[Stored data]
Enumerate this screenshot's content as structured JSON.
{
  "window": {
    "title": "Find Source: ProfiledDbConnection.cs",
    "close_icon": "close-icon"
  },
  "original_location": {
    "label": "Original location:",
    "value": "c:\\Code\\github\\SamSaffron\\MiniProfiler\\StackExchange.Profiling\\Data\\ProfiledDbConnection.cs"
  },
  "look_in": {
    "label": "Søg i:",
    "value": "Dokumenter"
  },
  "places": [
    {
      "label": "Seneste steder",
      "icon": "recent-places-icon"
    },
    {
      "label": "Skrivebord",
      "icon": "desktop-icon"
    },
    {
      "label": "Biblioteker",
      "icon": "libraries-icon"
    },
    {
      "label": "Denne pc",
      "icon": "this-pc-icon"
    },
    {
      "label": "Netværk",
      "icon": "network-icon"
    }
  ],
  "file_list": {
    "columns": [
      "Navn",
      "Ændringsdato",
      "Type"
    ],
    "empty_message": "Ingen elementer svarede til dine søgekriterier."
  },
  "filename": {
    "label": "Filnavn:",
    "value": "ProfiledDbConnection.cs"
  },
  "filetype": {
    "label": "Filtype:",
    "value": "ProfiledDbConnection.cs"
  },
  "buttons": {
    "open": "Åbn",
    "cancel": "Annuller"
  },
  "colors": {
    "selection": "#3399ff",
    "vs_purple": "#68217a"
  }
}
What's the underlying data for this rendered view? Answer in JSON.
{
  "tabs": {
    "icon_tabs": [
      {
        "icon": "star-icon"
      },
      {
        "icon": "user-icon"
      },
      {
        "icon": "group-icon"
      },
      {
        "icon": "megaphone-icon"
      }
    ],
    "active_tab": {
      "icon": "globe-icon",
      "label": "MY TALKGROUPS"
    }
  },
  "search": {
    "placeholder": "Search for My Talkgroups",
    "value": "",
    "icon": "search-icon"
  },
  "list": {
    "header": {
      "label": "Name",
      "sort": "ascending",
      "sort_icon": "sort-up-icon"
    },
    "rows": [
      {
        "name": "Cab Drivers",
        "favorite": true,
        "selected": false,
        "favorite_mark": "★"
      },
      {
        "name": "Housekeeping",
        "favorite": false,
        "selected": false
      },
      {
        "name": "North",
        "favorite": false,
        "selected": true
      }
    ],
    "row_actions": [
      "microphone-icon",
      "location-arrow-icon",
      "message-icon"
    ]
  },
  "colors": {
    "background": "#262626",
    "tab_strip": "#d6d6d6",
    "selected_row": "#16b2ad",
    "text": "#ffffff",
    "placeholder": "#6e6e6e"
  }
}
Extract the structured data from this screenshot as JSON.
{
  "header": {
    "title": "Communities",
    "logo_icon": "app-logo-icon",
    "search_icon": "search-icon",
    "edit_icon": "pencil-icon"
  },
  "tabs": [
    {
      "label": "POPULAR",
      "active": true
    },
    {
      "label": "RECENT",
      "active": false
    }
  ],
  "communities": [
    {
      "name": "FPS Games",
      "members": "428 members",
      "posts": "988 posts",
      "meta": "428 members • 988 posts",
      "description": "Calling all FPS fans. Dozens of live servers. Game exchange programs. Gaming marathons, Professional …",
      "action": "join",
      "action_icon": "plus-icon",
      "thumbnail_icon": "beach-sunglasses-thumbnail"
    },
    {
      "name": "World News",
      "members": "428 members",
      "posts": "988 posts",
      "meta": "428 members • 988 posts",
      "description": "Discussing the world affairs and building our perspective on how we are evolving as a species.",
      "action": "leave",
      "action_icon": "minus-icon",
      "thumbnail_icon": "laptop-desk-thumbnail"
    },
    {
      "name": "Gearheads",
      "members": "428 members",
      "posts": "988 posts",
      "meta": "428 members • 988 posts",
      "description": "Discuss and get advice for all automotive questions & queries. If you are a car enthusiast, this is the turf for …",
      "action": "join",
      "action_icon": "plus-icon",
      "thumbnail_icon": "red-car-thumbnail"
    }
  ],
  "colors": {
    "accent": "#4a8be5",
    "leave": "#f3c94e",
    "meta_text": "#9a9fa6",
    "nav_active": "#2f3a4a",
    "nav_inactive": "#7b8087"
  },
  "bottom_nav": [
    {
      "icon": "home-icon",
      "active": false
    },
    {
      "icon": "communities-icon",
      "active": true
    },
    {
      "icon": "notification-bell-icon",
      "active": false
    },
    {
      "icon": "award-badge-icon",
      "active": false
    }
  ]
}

---

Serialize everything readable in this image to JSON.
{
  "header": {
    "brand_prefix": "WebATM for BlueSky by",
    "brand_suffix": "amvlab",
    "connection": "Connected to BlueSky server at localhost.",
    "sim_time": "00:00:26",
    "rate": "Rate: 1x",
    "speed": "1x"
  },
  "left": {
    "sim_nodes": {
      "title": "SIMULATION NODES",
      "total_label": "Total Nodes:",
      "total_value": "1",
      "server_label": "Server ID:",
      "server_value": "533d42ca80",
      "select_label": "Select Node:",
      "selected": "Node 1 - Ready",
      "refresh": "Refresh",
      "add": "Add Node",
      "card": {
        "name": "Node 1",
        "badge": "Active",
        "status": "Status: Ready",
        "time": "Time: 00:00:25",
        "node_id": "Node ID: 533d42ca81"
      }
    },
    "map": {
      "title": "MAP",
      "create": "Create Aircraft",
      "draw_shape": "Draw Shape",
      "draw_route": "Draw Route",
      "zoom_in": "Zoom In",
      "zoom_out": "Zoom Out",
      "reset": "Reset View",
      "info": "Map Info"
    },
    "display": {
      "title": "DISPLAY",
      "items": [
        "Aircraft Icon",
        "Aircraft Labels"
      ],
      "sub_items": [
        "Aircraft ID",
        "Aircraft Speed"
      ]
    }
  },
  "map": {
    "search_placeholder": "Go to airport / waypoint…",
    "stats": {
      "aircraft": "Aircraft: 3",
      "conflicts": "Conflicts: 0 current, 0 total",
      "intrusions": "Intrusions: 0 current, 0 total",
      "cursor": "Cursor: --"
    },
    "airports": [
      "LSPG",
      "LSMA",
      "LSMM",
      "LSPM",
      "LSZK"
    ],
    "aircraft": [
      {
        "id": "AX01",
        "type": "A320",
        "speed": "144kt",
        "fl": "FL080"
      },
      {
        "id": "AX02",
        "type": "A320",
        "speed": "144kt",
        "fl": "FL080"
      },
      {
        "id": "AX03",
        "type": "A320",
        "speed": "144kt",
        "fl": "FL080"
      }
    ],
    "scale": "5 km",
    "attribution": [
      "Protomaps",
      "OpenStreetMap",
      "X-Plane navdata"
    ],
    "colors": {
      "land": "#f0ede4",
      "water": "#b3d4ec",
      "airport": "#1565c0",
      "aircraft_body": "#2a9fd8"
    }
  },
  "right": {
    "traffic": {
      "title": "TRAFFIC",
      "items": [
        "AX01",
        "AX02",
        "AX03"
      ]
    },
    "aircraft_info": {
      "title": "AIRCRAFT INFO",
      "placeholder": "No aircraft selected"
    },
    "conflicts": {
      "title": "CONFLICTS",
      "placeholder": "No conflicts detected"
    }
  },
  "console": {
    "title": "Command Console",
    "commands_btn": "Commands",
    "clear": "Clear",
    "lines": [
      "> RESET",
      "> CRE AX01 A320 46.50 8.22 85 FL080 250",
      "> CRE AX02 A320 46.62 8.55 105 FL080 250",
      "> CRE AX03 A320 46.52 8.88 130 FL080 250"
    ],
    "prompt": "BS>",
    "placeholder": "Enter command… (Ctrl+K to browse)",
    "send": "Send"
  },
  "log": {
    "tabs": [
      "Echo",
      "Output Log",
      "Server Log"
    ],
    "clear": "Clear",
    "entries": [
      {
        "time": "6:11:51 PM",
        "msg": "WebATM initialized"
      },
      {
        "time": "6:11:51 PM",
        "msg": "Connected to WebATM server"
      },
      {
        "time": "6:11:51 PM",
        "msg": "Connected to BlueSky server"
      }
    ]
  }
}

Stated task -> Identify and list each line with the word "Connected".

Exercise result ->
    "connection": "Connected to BlueSky server at localhost.",
        "msg": "Connected to WebATM server"
        "msg": "Connected to BlueSky server"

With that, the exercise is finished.